(Collection entries)
╔══

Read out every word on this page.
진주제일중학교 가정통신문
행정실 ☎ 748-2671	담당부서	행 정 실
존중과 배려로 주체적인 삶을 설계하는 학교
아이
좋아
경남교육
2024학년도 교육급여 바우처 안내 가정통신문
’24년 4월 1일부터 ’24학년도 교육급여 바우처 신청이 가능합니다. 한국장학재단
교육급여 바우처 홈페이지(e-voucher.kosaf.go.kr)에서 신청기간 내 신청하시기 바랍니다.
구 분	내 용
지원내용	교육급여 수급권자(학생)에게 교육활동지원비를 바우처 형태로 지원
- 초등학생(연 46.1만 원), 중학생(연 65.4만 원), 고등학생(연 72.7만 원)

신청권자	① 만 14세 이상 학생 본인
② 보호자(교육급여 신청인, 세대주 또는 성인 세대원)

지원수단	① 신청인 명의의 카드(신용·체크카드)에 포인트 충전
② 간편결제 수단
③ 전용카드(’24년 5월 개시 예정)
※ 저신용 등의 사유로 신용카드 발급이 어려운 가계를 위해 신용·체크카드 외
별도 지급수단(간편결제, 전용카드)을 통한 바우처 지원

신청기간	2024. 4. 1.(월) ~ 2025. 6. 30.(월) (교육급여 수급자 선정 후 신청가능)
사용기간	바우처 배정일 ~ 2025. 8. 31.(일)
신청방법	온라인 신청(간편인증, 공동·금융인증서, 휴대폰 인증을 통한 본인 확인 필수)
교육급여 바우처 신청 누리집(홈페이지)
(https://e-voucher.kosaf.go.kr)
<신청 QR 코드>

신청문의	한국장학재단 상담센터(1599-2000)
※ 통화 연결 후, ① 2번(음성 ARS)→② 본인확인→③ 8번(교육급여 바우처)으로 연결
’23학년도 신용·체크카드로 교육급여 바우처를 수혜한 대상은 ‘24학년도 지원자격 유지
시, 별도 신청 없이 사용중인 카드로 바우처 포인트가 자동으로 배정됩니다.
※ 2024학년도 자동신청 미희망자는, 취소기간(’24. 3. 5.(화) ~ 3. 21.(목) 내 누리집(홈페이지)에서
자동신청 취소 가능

╚══

→ **Short problem**: Extract lines where the string "kosaf" occurs.

→ **Output of the task**:
교육급여 바우처 홈페이지(e-voucher.kosaf.go.kr)에서 신청기간 내 신청하시기 바랍니다.
(https://e-voucher.kosaf.go.kr)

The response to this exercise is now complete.